Obviously you can’t cover everything- we don’t necessarily need to understand the ins and outs of obscure theological arguments (just as your average mediaeval churchgoer probably didn’t need to), or the inner workings of the Great Schism(s), nor how apparently simple theological disputes could be influenced by political and social factors, and of course the Official Line From The Vatican has changed over the centuries (which is why I’ve seen even modern Catholics getting mixed up about something that happened eight centuries ago). And naturally there are going to be misconceptions no matter how much you try to clarify things for people, and regional/class/temporal variations on how people’s actual everyday beliefs were influenced by the church’s rules.

**REQUEST A**
Repeat the passage about medieval church teaching starting at "Obviously you can’t" and ending at "the church’s rules.", swapping "churchgoer" for "parishioner".

Region boundary data

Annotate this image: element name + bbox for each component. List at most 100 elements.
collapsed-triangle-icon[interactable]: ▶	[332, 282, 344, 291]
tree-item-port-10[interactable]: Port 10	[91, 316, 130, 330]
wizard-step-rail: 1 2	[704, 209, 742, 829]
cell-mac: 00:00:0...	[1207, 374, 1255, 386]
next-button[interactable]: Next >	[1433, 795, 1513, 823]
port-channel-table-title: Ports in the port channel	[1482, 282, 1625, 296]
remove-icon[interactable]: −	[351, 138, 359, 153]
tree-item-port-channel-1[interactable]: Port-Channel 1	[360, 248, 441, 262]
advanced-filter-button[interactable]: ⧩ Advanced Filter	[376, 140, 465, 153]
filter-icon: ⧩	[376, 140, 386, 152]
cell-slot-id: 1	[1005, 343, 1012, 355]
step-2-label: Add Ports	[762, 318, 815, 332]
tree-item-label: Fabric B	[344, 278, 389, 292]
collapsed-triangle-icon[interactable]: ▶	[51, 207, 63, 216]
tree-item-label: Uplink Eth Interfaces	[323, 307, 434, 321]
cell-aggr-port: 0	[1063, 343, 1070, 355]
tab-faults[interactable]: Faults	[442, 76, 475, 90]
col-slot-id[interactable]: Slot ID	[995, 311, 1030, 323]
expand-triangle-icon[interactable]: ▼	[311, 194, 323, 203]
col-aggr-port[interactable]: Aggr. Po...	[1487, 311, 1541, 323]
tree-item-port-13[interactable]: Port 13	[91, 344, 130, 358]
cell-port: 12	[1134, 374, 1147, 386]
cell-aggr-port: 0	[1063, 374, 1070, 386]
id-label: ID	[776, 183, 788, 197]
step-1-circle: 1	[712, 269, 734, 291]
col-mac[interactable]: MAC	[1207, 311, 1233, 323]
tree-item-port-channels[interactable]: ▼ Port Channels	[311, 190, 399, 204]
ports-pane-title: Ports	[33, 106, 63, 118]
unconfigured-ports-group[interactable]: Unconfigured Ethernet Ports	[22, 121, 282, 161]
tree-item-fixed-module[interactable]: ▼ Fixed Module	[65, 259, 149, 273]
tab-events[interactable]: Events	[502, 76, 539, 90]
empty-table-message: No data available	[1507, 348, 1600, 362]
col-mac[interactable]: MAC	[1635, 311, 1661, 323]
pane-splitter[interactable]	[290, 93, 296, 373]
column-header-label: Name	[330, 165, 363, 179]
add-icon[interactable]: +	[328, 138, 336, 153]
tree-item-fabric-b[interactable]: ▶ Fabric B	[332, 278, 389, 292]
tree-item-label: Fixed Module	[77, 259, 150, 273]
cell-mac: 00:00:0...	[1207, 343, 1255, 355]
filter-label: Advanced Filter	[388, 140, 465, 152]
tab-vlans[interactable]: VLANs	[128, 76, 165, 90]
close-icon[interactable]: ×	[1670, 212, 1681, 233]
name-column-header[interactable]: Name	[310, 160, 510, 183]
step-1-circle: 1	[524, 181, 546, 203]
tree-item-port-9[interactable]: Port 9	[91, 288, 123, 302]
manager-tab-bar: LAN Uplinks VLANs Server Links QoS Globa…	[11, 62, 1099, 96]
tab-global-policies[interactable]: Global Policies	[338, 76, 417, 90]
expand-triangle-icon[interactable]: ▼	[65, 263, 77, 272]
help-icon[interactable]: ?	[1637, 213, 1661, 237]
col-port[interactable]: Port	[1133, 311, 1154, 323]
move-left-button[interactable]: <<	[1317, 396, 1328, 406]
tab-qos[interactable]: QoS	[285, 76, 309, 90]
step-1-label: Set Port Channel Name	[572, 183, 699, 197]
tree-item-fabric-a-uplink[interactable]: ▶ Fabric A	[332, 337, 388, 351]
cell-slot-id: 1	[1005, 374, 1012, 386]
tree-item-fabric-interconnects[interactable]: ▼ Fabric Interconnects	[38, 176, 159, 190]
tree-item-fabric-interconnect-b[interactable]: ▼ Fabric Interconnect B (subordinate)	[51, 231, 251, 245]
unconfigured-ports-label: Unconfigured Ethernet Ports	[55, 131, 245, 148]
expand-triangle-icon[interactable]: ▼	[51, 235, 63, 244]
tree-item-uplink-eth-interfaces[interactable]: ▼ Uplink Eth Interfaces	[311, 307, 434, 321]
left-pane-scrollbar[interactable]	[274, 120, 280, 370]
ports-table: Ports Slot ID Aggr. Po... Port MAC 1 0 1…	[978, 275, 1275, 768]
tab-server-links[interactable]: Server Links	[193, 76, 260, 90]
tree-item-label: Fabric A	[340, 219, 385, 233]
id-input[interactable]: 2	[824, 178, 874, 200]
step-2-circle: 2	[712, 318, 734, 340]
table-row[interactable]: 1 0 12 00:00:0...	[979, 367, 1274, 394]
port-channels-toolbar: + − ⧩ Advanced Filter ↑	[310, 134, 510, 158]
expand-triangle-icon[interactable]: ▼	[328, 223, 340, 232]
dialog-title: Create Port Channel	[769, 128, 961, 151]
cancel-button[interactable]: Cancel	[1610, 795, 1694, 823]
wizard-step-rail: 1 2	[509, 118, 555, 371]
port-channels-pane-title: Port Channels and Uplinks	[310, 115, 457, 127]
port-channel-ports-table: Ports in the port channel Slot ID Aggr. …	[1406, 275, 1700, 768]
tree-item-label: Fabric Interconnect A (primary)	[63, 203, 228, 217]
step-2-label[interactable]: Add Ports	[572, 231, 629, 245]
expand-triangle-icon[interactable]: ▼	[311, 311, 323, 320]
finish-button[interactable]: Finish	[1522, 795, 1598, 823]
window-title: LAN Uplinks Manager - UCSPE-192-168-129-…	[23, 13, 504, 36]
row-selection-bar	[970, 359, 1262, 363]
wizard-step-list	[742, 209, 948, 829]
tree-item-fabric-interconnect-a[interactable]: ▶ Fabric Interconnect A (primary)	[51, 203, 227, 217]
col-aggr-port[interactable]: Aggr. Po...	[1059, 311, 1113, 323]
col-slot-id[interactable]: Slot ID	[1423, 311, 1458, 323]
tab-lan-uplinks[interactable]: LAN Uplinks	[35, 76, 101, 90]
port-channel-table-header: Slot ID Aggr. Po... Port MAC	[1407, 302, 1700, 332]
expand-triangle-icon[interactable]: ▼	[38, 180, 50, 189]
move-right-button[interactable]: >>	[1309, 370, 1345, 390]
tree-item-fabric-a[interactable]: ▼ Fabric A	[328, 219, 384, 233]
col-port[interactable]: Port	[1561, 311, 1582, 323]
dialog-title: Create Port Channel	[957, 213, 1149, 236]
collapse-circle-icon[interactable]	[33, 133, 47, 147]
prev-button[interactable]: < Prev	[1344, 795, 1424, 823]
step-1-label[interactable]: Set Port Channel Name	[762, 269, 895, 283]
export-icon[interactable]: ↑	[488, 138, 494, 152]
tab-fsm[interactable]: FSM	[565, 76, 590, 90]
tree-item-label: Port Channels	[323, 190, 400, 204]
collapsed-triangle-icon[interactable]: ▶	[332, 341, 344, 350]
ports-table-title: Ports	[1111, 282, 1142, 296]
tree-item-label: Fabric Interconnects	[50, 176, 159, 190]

**REQUEST B**
Arrange the region boundary data entries as a Markdown table with the columns Row and Entry line, starting at the first entry and ending at the line that contains "183, 788, 197]". Leave out blank lines.

**COMPLETE RESPONSE A**
Obviously you can’t cover everything- we don’t necessarily need to understand the ins and outs of obscure theological arguments (just as your average mediaeval parishioner probably didn’t need to), or the inner workings of the Great Schism(s), nor how apparently simple theological disputes could be influenced by political and social factors, and of course the Official Line From The Vatican has changed over the centuries (which is why I’ve seen even modern Catholics getting mixed up about something that happened eight centuries ago). And naturally there are going to be misconceptions no matter how much you try to clarify things for people, and regional/class/temporal variations on how people’s actual everyday beliefs were influenced by the church’s rules.

**COMPLETE RESPONSE B**
| Row | Entry line |
|---|---|
| 1 | Annotate this image: element name + bbox for each component. List at most 100 elements. |
| 2 | collapsed-triangle-icon[interactable]: ▶	[332, 282, 344, 291] |
| 3 | tree-item-port-10[interactable]: Port 10	[91, 316, 130, 330] |
| 4 | wizard-step-rail: 1 2	[704, 209, 742, 829] |
| 5 | cell-mac: 00:00:0...	[1207, 374, 1255, 386] |
| 6 | next-button[interactable]: Next >	[1433, 795, 1513, 823] |
| 7 | port-channel-table-title: Ports in the port channel	[1482, 282, 1625, 296] |
| 8 | remove-icon[interactable]: −	[351, 138, 359, 153] |
| 9 | tree-item-port-channel-1[interactable]: Port-Channel 1	[360, 248, 441, 262] |
| 10 | advanced-filter-button[interactable]: ⧩ Advanced Filter	[376, 140, 465, 153] |
| 11 | filter-icon: ⧩	[376, 140, 386, 152] |
| 12 | cell-slot-id: 1	[1005, 343, 1012, 355] |
| 13 | step-2-label: Add Ports	[762, 318, 815, 332] |
| 14 | tree-item-label: Fabric B	[344, 278, 389, 292] |
| 15 | collapsed-triangle-icon[interactable]: ▶	[51, 207, 63, 216] |
| 16 | tree-item-label: Uplink Eth Interfaces	[323, 307, 434, 321] |
| 17 | cell-aggr-port: 0	[1063, 343, 1070, 355] |
| 18 | tab-faults[interactable]: Faults	[442, 76, 475, 90] |
| 19 | col-slot-id[interactable]: Slot ID	[995, 311, 1030, 323] |
| 20 | expand-triangle-icon[interactable]: ▼	[311, 194, 323, 203] |
| 21 | col-aggr-port[interactable]: Aggr. Po...	[1487, 311, 1541, 323] |
| 22 | tree-item-port-13[interactable]: Port 13	[91, 344, 130, 358] |
| 23 | cell-port: 12	[1134, 374, 1147, 386] |
| 24 | cell-aggr-port: 0	[1063, 374, 1070, 386] |
| 25 | id-label: ID	[776, 183, 788, 197] |